STATED TASK 1.
Please transcribe the entries from the line with "enumerate the UI" to the line with "bar [221,45,596,61]", both included, reproducing each line unchanged.
**********
He’s shown his power over spiritual forces by delivering demon possessed and oppressed people from self-destruction and isolation.  He’s shown his power over humanity by forgiving sins and raising days-dead people.  He’s demonstrated the heart of God for people the prevailing culture despised, marginalized and sometimes sought to destroy—turncoat tax collectors, outcast prostitutes, racial rejects, incurable unclean, religious bigots and destitute drains on society. 

            Yet, like the electorate in today’s American presidential election cycle, people were trying to figure out, just WHO WAS this JESUS anyway?  Is He amazingly humble or surprisingly arrogant?  Is he a really good man or a really bad one?  Is he a true-blood truth-teller or a chameleon shyster?
**********
STATED TASK 2.
Pick up the passage about who Jesus was and keep writing it beyond its last sentence.

DATA SUPPLIED.
**********
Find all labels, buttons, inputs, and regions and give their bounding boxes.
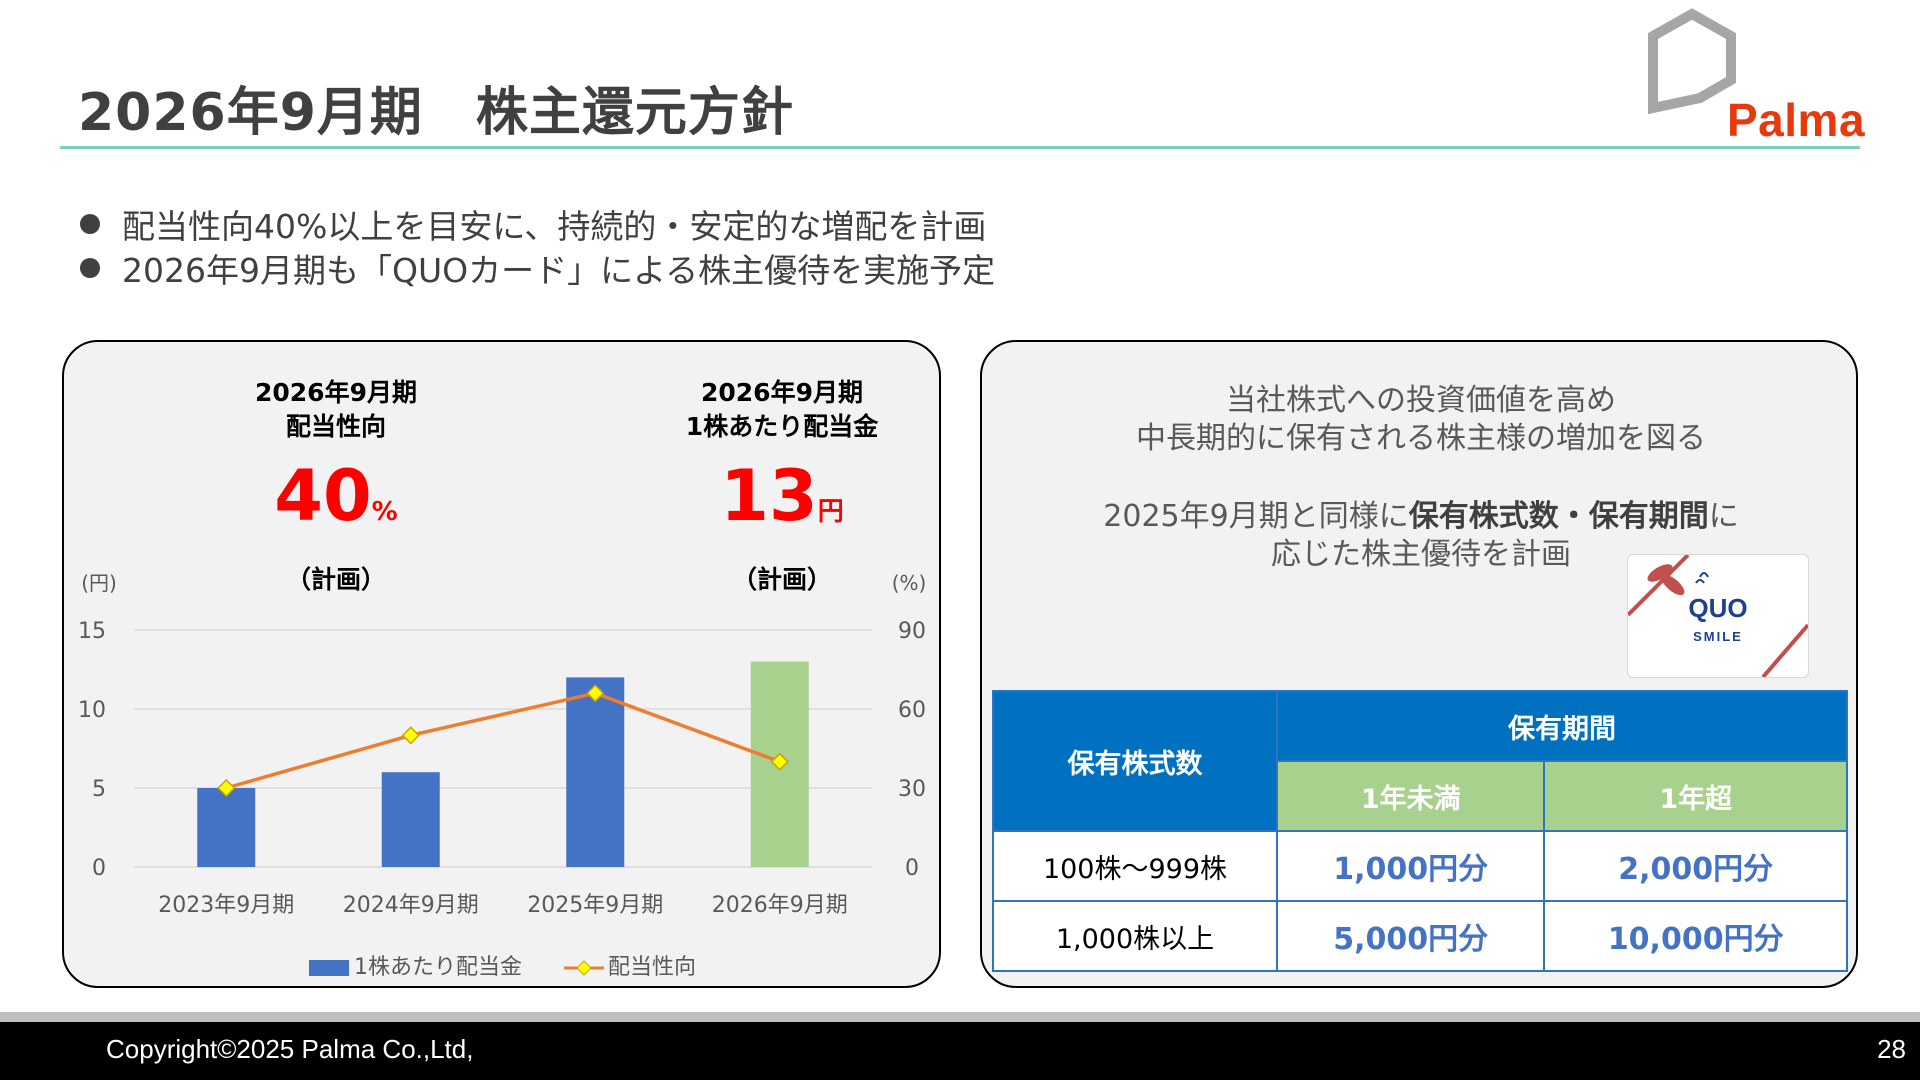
**********
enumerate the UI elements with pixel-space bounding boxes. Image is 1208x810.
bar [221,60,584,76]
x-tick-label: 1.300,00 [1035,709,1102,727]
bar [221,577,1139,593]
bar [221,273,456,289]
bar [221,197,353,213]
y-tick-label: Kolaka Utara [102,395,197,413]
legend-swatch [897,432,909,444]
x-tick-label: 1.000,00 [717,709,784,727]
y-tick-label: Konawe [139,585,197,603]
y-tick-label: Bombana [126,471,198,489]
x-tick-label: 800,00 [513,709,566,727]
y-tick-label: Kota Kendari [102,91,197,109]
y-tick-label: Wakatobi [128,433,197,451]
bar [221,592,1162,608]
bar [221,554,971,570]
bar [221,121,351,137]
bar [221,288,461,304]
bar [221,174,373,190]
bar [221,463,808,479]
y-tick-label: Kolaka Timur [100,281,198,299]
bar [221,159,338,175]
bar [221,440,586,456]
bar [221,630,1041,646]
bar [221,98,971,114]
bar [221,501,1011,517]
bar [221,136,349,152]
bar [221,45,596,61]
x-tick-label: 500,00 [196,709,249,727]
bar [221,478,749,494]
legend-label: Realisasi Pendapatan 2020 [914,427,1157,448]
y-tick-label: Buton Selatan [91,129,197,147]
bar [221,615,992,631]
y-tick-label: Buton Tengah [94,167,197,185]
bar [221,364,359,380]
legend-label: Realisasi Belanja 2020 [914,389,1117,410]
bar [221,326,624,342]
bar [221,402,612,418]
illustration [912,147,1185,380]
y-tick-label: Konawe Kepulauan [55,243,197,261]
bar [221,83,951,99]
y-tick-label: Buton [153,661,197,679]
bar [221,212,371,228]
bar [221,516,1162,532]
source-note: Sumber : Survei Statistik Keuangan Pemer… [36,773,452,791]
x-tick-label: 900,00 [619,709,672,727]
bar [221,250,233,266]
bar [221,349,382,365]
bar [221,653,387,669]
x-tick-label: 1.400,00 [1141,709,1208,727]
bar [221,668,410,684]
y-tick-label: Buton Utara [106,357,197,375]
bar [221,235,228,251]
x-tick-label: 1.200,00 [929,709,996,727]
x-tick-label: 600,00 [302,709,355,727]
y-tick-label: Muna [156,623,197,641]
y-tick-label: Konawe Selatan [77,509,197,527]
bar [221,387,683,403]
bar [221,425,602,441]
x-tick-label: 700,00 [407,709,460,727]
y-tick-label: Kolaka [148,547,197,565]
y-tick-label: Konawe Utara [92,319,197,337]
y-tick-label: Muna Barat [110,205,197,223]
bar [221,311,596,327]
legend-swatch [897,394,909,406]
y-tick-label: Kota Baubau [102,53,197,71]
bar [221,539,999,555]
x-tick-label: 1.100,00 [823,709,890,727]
**********
WRITTEN ANSWER 1.
enumerate the UI elements with pixel-space bounding boxes. Image is 1208x810.
bar [221,60,584,76]
x-tick-label: 1.300,00 [1035,709,1102,727]
bar [221,577,1139,593]
bar [221,273,456,289]
bar [221,197,353,213]
y-tick-label: Kolaka Utara [102,395,197,413]
legend-swatch [897,432,909,444]
x-tick-label: 1.000,00 [717,709,784,727]
y-tick-label: Konawe [139,585,197,603]
y-tick-label: Bombana [126,471,198,489]
x-tick-label: 800,00 [513,709,566,727]
y-tick-label: Kota Kendari [102,91,197,109]
y-tick-label: Wakatobi [128,433,197,451]
bar [221,592,1162,608]
bar [221,554,971,570]
bar [221,121,351,137]
bar [221,288,461,304]
bar [221,174,373,190]
bar [221,463,808,479]
y-tick-label: Kolaka Timur [100,281,198,299]
bar [221,159,338,175]
bar [221,440,586,456]
bar [221,630,1041,646]
bar [221,98,971,114]
bar [221,501,1011,517]
bar [221,136,349,152]
bar [221,45,596,61]

WRITTEN ANSWER 2.
            For the duration of his 3½ year ministry and right up to the day he died, people were trying to pigeon hole him into some descriptive label that would answer their questions about WHO he really was.  Once they had determined that, they could either ignore him, follow him or seek to destroy him. 

APP:  That’s what we tend to do when we “peg” or “categorize” people, isn’t it? 

  • She’s a primadonna…so I don’t have to love her.
  • He’s a wealthy businessman…so I can stick it to him.
  • They’re a bunch of street kids…so I don’t have to try and get to know them.
  • She’s a liberal/conservative/libertarian politician…so I don’t need to respect them or pray for them.

The fact of the matter is, WHO we believe people are usually determines what kind of relationship/non-relationship we will have with them. 

Thankfully, Jesus never operated that way.  He related to people as individuals, not stereotypes.  He invited everyone to follow him.  He hung out with the rich and poor, the social elites and the social outcasts, the uppity-ups and the downtrodden, the terminally ill and the totally healthy.  And as God-in-human-flesh, he invited us to do the same.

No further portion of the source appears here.